___ PROVIDED ENTRIES ___

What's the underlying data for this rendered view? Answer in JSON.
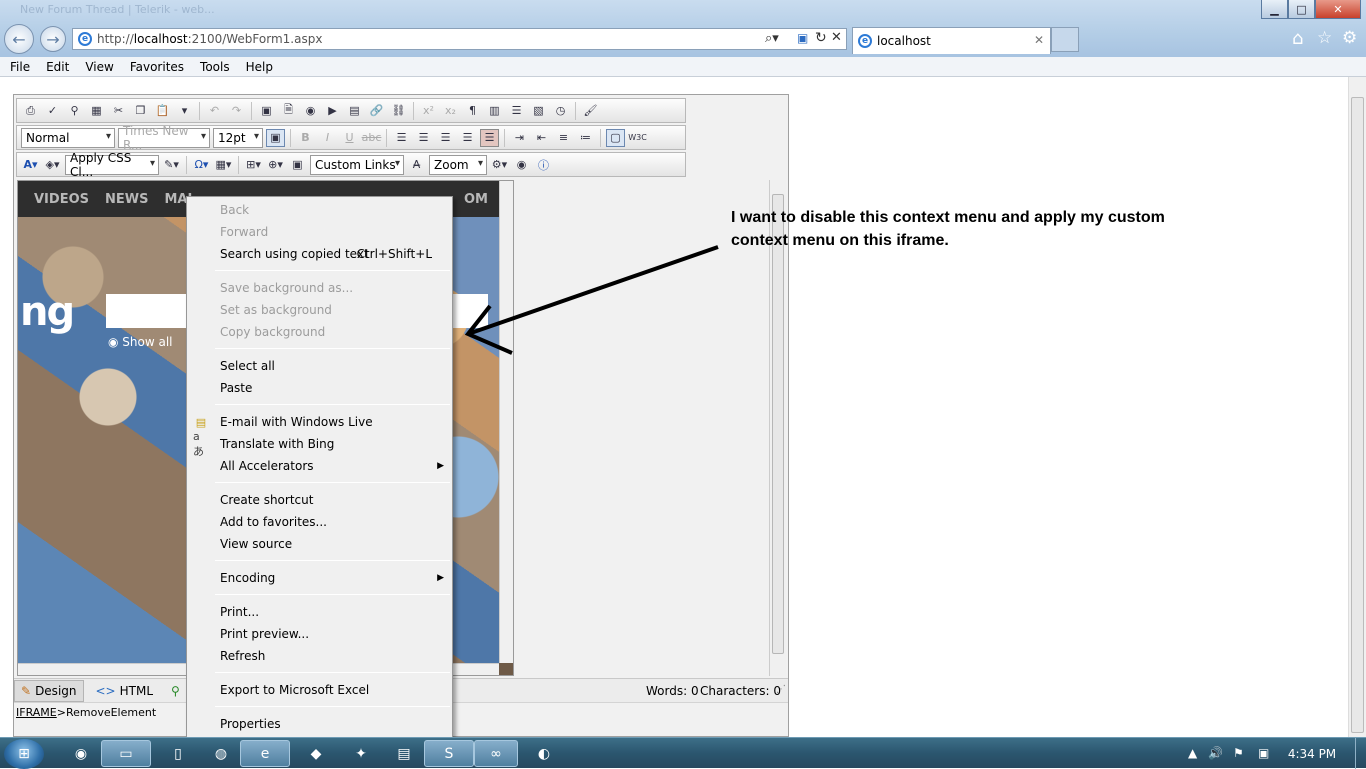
{
  "browser": {
    "window_title": "New Forum Thread | Telerik - web...",
    "address": {
      "prefix": "http://",
      "host": "localhost",
      "rest": ":2100/WebForm1.aspx"
    },
    "tab_title": "localhost",
    "window_buttons": {
      "minimize": "▁",
      "maximize": "□",
      "close": "✕"
    },
    "nav": {
      "back": "←",
      "forward": "→"
    },
    "menu": [
      "File",
      "Edit",
      "View",
      "Favorites",
      "Tools",
      "Help"
    ]
  },
  "editor": {
    "style_select": "Normal",
    "font_select": "Times New R...",
    "size_select": "12pt",
    "css_select": "Apply CSS Cl...",
    "custom_links": "Custom Links",
    "zoom": "Zoom",
    "iframe_nav": [
      "VIDEOS",
      "NEWS",
      "MAI",
      "OM"
    ],
    "iframe_logo": "ng",
    "iframe_showall": "Show all",
    "modes": {
      "design": "Design",
      "html": "HTML"
    },
    "status": {
      "words": "Words: 0",
      "characters": "Characters: 0"
    },
    "path": {
      "tag": "IFRAME",
      "sep": " > ",
      "item": "RemoveElement"
    }
  },
  "context_menu": {
    "items": [
      {
        "label": "Back",
        "disabled": true
      },
      {
        "label": "Forward",
        "disabled": true
      },
      {
        "label": "Search using copied text",
        "shortcut": "Ctrl+Shift+L"
      },
      {
        "label": "Save background as...",
        "disabled": true
      },
      {
        "label": "Set as background",
        "disabled": true
      },
      {
        "label": "Copy background",
        "disabled": true
      },
      {
        "label": "Select all"
      },
      {
        "label": "Paste"
      },
      {
        "label": "E-mail with Windows Live",
        "icon": "mail-icon"
      },
      {
        "label": "Translate with Bing",
        "icon": "translate-icon"
      },
      {
        "label": "All Accelerators",
        "submenu": true
      },
      {
        "label": "Create shortcut"
      },
      {
        "label": "Add to favorites..."
      },
      {
        "label": "View source"
      },
      {
        "label": "Encoding",
        "submenu": true
      },
      {
        "label": "Print..."
      },
      {
        "label": "Print preview..."
      },
      {
        "label": "Refresh"
      },
      {
        "label": "Export to Microsoft Excel"
      },
      {
        "label": "Properties"
      }
    ]
  },
  "annotation": {
    "line1": "I want to disable this context menu and apply my custom",
    "line2": "context menu on this iframe."
  },
  "taskbar": {
    "time": "4:34 PM",
    "apps": [
      "chrome-icon",
      "explorer-icon",
      "notepad-icon",
      "firefox-icon",
      "ie-icon",
      "app-icon",
      "paint-icon",
      "notes-icon",
      "skype-icon",
      "visual-studio-icon",
      "chrome-app-icon"
    ]
  }
}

___

Copy every line of the records above that contains "localhost".

      "host": "localhost",
    "tab_title": "localhost",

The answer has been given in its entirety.